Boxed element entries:
====

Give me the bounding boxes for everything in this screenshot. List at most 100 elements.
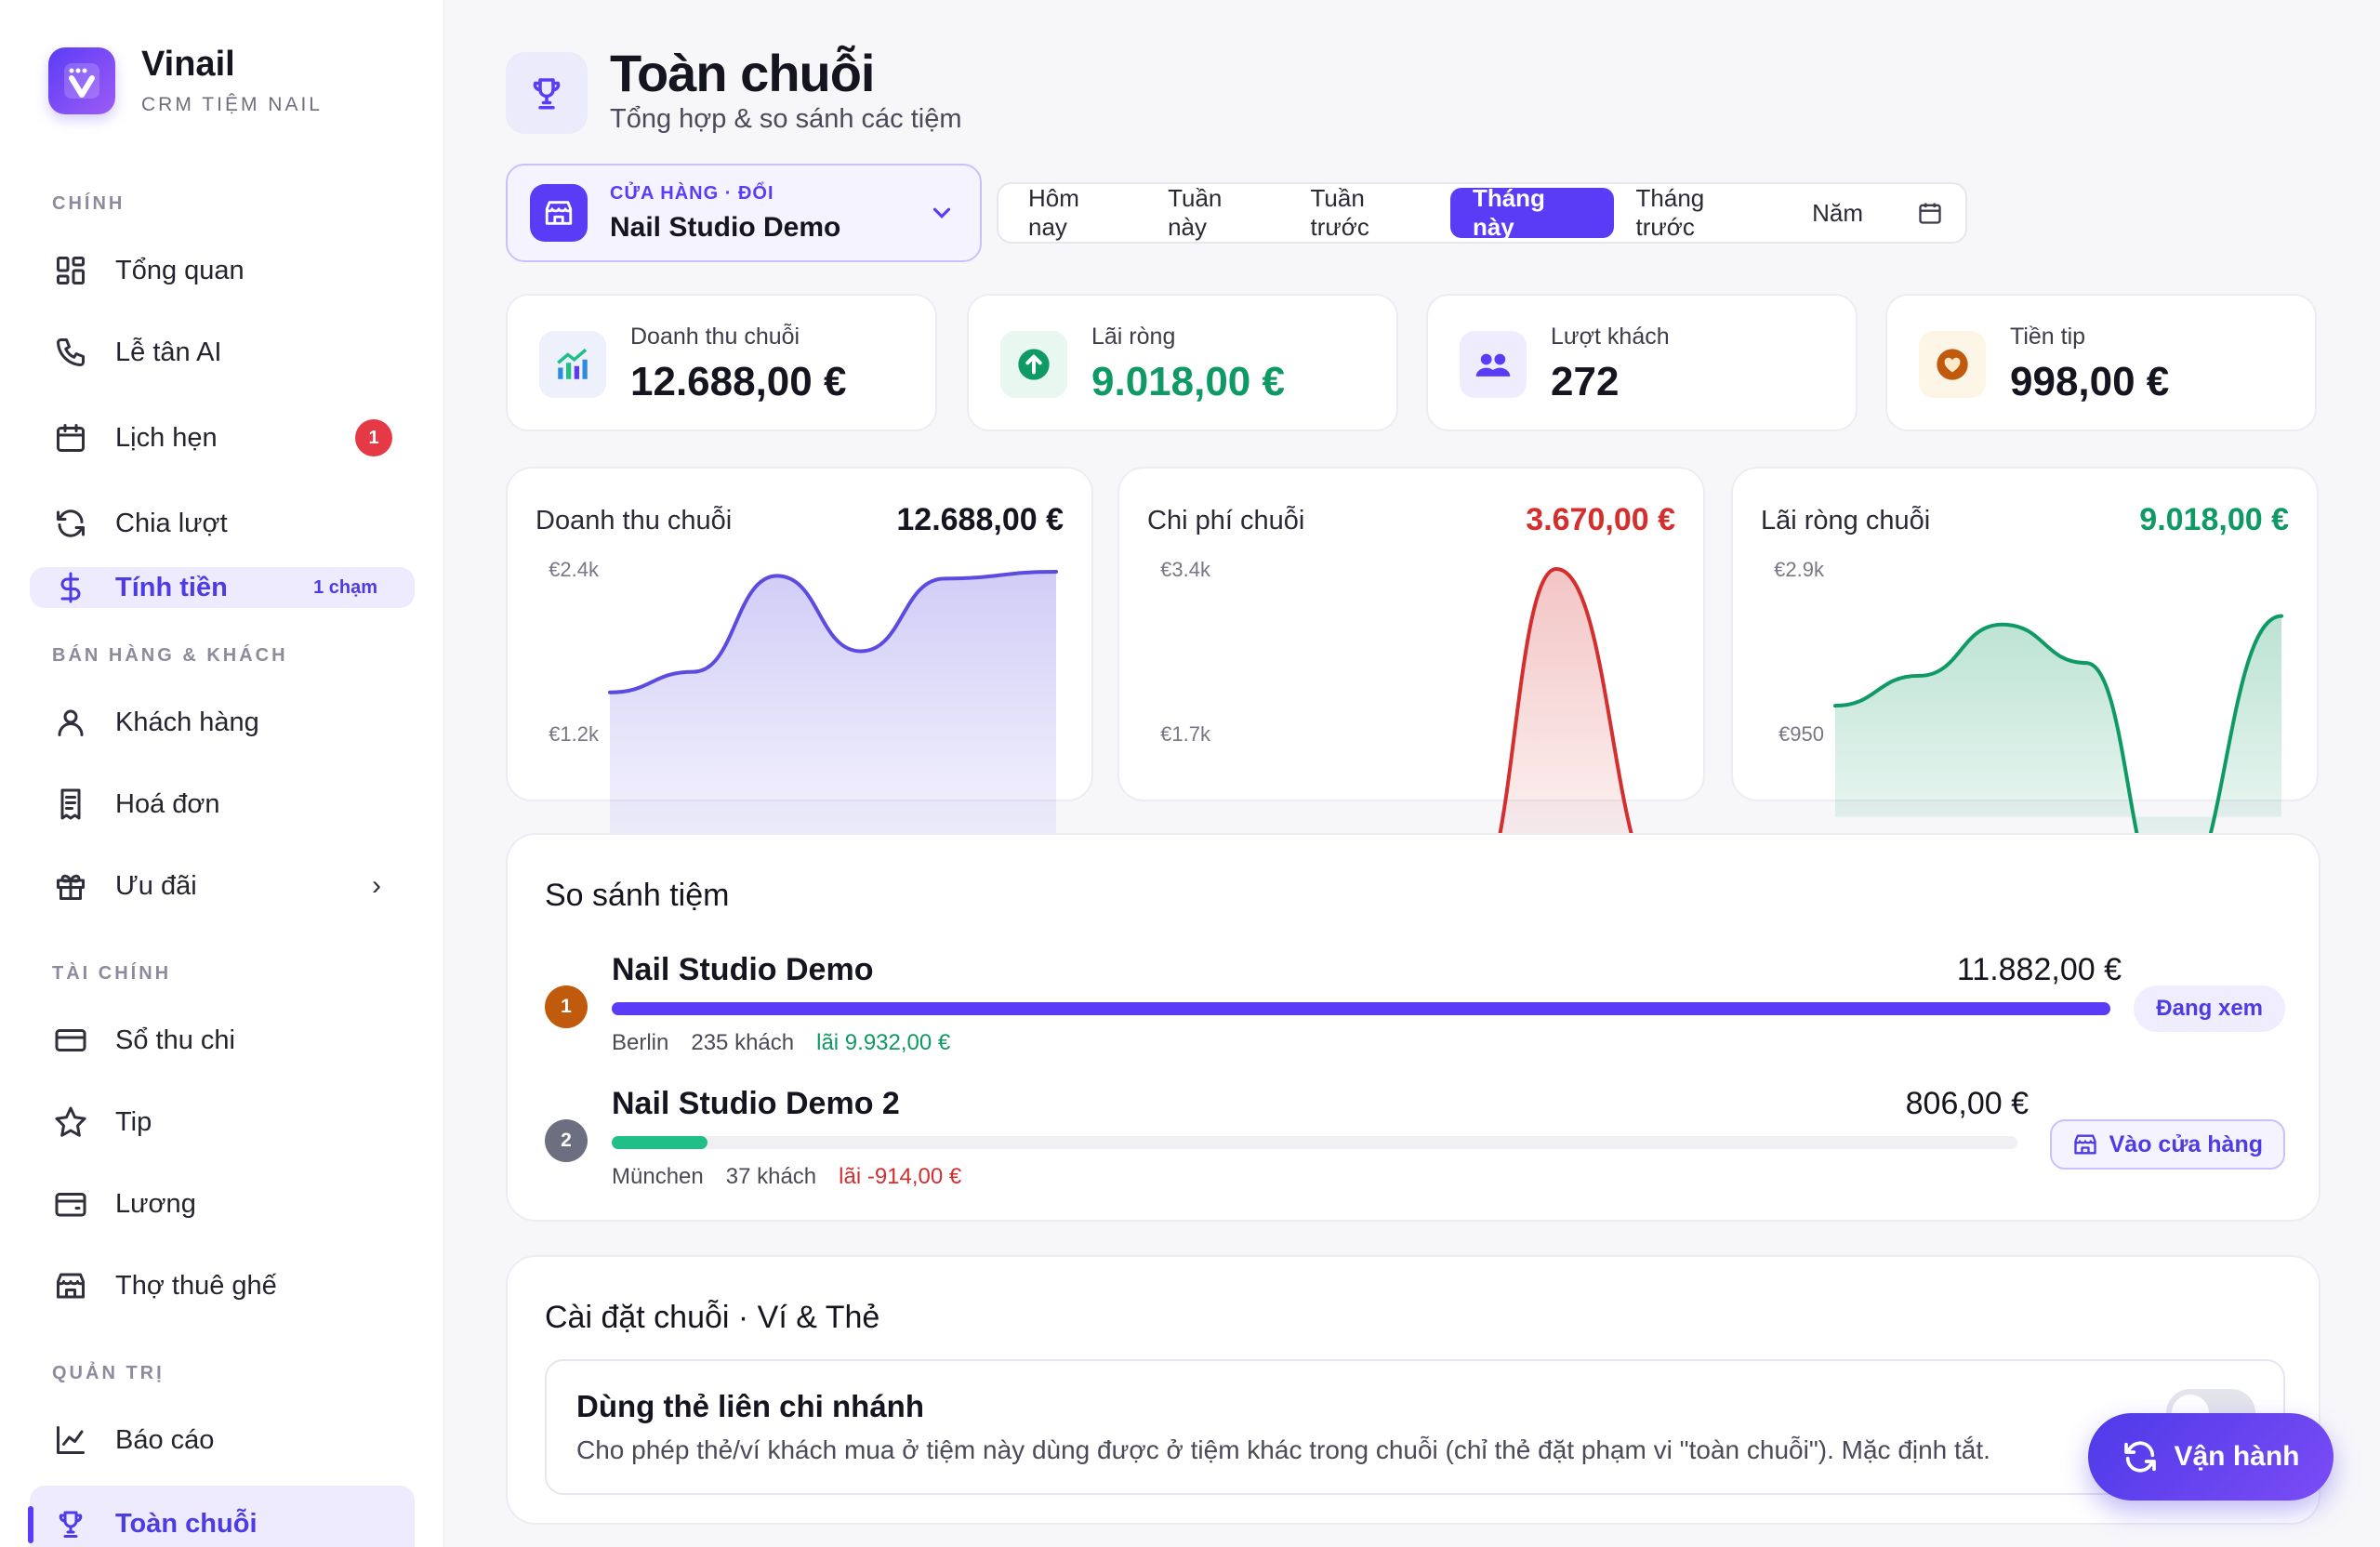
cost-chart-card: Chi phí chuỗi 3.670,00 € €3.4k€1.7k€001/… <box>1117 467 1705 932</box>
sidebar-item-appointments[interactable]: Lịch hẹn 1 <box>30 407 415 469</box>
arrow-up-circle-icon <box>1000 331 1067 398</box>
tab-this-month[interactable]: Tháng này <box>1449 184 1614 241</box>
sidebar-item-label: Khách hàng <box>115 707 259 737</box>
brand-subtitle: CRM TIỆM NAIL <box>141 94 323 115</box>
rank-badge: 1 <box>545 985 588 1028</box>
sidebar-item-label: Ưu đãi <box>115 870 197 901</box>
store-meta: Berlin 235 khách lãi 9.932,00 € <box>612 1030 950 1056</box>
kpi-tips-label: Tiền tip <box>2010 324 2086 350</box>
rank-badge: 2 <box>545 1119 588 1162</box>
setting-description: Cho phép thẻ/ví khách mua ở tiệm này dùn… <box>576 1435 1990 1464</box>
nav-section-main: CHÍNH <box>52 193 126 214</box>
sidebar-item-salary[interactable]: Lương <box>30 1173 415 1235</box>
rotate-icon <box>52 505 89 542</box>
revenue-chart: €2.4k€1.2k€001/0702/0703/0704/0706/07 <box>549 558 1081 932</box>
storefront-icon <box>530 184 588 242</box>
sidebar-item-label: Lịch hẹn <box>115 422 218 453</box>
setting-cross-branch-cards: Dùng thẻ liên chi nhánh Cho phép thẻ/ví … <box>545 1359 2285 1495</box>
chevron-right-icon: › <box>372 870 381 901</box>
sidebar-item-label: Sổ thu chi <box>115 1025 235 1055</box>
credit-card-icon <box>52 1022 89 1059</box>
tab-last-month[interactable]: Tháng trước <box>1635 184 1705 241</box>
operations-button[interactable]: Vận hành <box>2088 1413 2334 1501</box>
period-tabs: Hôm nay Tuần này Tuần trước Tháng này Th… <box>997 182 1967 244</box>
tab-this-week[interactable]: Tuần này <box>1168 184 1223 241</box>
kpi-tips-value: 998,00 € <box>2010 359 2170 404</box>
kpi-profit-label: Lãi ròng <box>1091 324 1176 350</box>
profit-chart: €2.9k€950€-95001/0702/0703/0704/0706/07 <box>1772 558 2307 932</box>
y-tick-label: €3.4k <box>1160 558 1211 581</box>
refresh-icon <box>2124 1441 2157 1473</box>
sidebar-item-turns[interactable]: Chia lượt <box>30 493 415 554</box>
kpi-tips-card: Tiền tip 998,00 € <box>1885 294 2317 431</box>
chart-title: Chi phí chuỗi <box>1147 506 1305 536</box>
chart-total: 3.670,00 € <box>1526 502 1675 537</box>
user-icon <box>52 704 89 741</box>
bar-chart-up-icon <box>539 331 606 398</box>
y-tick-label: €950 <box>1778 722 1824 746</box>
sidebar-item-label: Toàn chuỗi <box>115 1508 258 1539</box>
sidebar-item-chain[interactable]: Toàn chuỗi <box>28 1486 415 1547</box>
tab-today[interactable]: Hôm nay <box>1028 184 1079 241</box>
nav-section-admin: QUẢN TRỊ <box>52 1363 165 1383</box>
store-meta: München 37 khách lãi -914,00 € <box>612 1164 961 1190</box>
cost-chart: €3.4k€1.7k€001/0702/0703/0704/0706/07 <box>1160 558 1693 932</box>
compare-row: 2 Nail Studio Demo 2 806,00 € München 37… <box>545 1086 2285 1197</box>
dashboard-icon <box>52 252 89 289</box>
store-revenue: 11.882,00 € <box>1956 952 2122 987</box>
page-title: Toàn chuỗi <box>610 44 875 102</box>
tab-last-week[interactable]: Tuần trước <box>1310 184 1369 241</box>
sidebar-item-chair-rental[interactable]: Thợ thuê ghế <box>30 1255 415 1316</box>
sidebar-item-label: Tip <box>115 1106 152 1137</box>
chart-total: 9.018,00 € <box>2139 502 2289 537</box>
sidebar-item-checkout[interactable]: Tính tiền 1 chạm <box>30 567 415 608</box>
star-icon <box>52 1104 89 1141</box>
series-line <box>1833 614 2283 909</box>
store-selector-name: Nail Studio Demo <box>610 211 841 243</box>
kpi-revenue-value: 12.688,00 € <box>630 359 847 404</box>
sidebar-item-overview[interactable]: Tổng quan <box>30 240 415 301</box>
nav-section-sales: BÁN HÀNG & KHÁCH <box>52 645 288 666</box>
chevron-down-icon <box>928 199 956 231</box>
sidebar-item-label: Thợ thuê ghế <box>115 1270 277 1301</box>
y-tick-label: €2.9k <box>1774 558 1825 581</box>
calendar-icon[interactable] <box>1895 188 1965 238</box>
sidebar-item-reports[interactable]: Báo cáo <box>30 1409 415 1471</box>
sidebar-item-label: Lương <box>115 1188 196 1219</box>
sidebar-item-ai-reception[interactable]: Lễ tân AI <box>30 322 415 383</box>
revenue-bar-fill <box>612 1136 707 1149</box>
profit-chart-card: Lãi ròng chuỗi 9.018,00 € €2.9k€950€-950… <box>1731 467 2319 932</box>
appointments-count-badge: 1 <box>355 419 392 456</box>
sidebar-item-customers[interactable]: Khách hàng <box>30 692 415 753</box>
users-icon <box>1460 331 1527 398</box>
store-profit: lãi -914,00 € <box>839 1164 962 1189</box>
kpi-profit-value: 9.018,00 € <box>1091 359 1285 404</box>
store-visits: 235 khách <box>691 1030 795 1055</box>
chart-total: 12.688,00 € <box>896 502 1064 537</box>
trophy-icon <box>52 1505 89 1542</box>
series-area <box>1222 569 1668 898</box>
enter-store-button[interactable]: Vào cửa hàng <box>2049 1119 2285 1170</box>
kpi-profit-card: Lãi ròng 9.018,00 € <box>967 294 1398 431</box>
y-tick-label: €1.7k <box>1160 722 1211 746</box>
tab-year[interactable]: Năm <box>1812 198 1863 227</box>
sidebar-item-invoices[interactable]: Hoá đơn <box>30 774 415 835</box>
revenue-bar-track <box>612 1002 2110 1015</box>
sidebar-item-label: Tổng quan <box>115 255 245 285</box>
sidebar-item-cashbook[interactable]: Sổ thu chi <box>30 1010 415 1071</box>
gift-icon <box>52 867 89 905</box>
one-tap-tag: 1 chạm <box>313 576 377 598</box>
viewing-badge: Đang xem <box>2134 985 2285 1032</box>
kpi-visits-label: Lượt khách <box>1551 324 1670 350</box>
store-selector[interactable]: CỬA HÀNG · ĐỔI Nail Studio Demo <box>506 164 982 262</box>
chart-title: Lãi ròng chuỗi <box>1761 506 1931 536</box>
kpi-visits-value: 272 <box>1551 359 1620 404</box>
sidebar-item-tip[interactable]: Tip <box>30 1091 415 1153</box>
y-tick-label: €2.4k <box>549 558 600 581</box>
brand[interactable]: Vinail CRM TIỆM NAIL <box>48 45 323 116</box>
store-profit: lãi 9.932,00 € <box>816 1030 951 1055</box>
operations-button-label: Vận hành <box>2174 1441 2300 1472</box>
sidebar: Vinail CRM TIỆM NAIL CHÍNH Tổng quan Lễ … <box>0 0 444 1547</box>
revenue-bar-track <box>612 1136 2017 1149</box>
sidebar-item-promotions[interactable]: Ưu đãi › <box>30 855 415 917</box>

====

Do this:
Copy the lines above verbatim, from the line containing "cost-chart-card: Chi phí" through the line containing "sidebar-item-label: Toàn chuỗi".

Worked answer:
cost-chart-card: Chi phí chuỗi 3.670,00 € €3.4k€1.7k€001/… <box>1117 467 1705 932</box>
sidebar-item-appointments[interactable]: Lịch hẹn 1 <box>30 407 415 469</box>
arrow-up-circle-icon <box>1000 331 1067 398</box>
tab-this-month[interactable]: Tháng này <box>1449 184 1614 241</box>
sidebar-item-label: Khách hàng <box>115 707 259 737</box>
brand-subtitle: CRM TIỆM NAIL <box>141 94 323 115</box>
rank-badge: 1 <box>545 985 588 1028</box>
sidebar-item-label: Ưu đãi <box>115 870 197 901</box>
store-meta: Berlin 235 khách lãi 9.932,00 € <box>612 1030 950 1056</box>
kpi-tips-label: Tiền tip <box>2010 324 2086 350</box>
rank-badge: 2 <box>545 1119 588 1162</box>
setting-description: Cho phép thẻ/ví khách mua ở tiệm này dùn… <box>576 1435 1990 1464</box>
nav-section-main: CHÍNH <box>52 193 126 214</box>
sidebar-item-salary[interactable]: Lương <box>30 1173 415 1235</box>
rotate-icon <box>52 505 89 542</box>
revenue-chart: €2.4k€1.2k€001/0702/0703/0704/0706/07 <box>549 558 1081 932</box>
storefront-icon <box>530 184 588 242</box>
sidebar-item-label: Lịch hẹn <box>115 422 218 453</box>
setting-cross-branch-cards: Dùng thẻ liên chi nhánh Cho phép thẻ/ví … <box>545 1359 2285 1495</box>
chevron-right-icon: › <box>372 870 381 901</box>
sidebar-item-label: Sổ thu chi <box>115 1025 235 1055</box>
credit-card-icon <box>52 1022 89 1059</box>
tab-last-month[interactable]: Tháng trước <box>1635 184 1705 241</box>
operations-button[interactable]: Vận hành <box>2088 1413 2334 1501</box>
period-tabs: Hôm nay Tuần này Tuần trước Tháng này Th… <box>997 182 1967 244</box>
tab-this-week[interactable]: Tuần này <box>1168 184 1223 241</box>
kpi-tips-value: 998,00 € <box>2010 359 2170 404</box>
kpi-profit-label: Lãi ròng <box>1091 324 1176 350</box>
profit-chart: €2.9k€950€-95001/0702/0703/0704/0706/07 <box>1772 558 2307 932</box>
y-tick-label: €3.4k <box>1160 558 1211 581</box>
refresh-icon <box>2124 1441 2157 1473</box>
sidebar-item-turns[interactable]: Chia lượt <box>30 493 415 554</box>
kpi-tips-card: Tiền tip 998,00 € <box>1885 294 2317 431</box>
chart-title: Chi phí chuỗi <box>1147 506 1305 536</box>
chart-total: 3.670,00 € <box>1526 502 1675 537</box>
user-icon <box>52 704 89 741</box>
bar-chart-up-icon <box>539 331 606 398</box>
y-tick-label: €950 <box>1778 722 1824 746</box>
sidebar-item-label: Toàn chuỗi <box>115 1508 258 1539</box>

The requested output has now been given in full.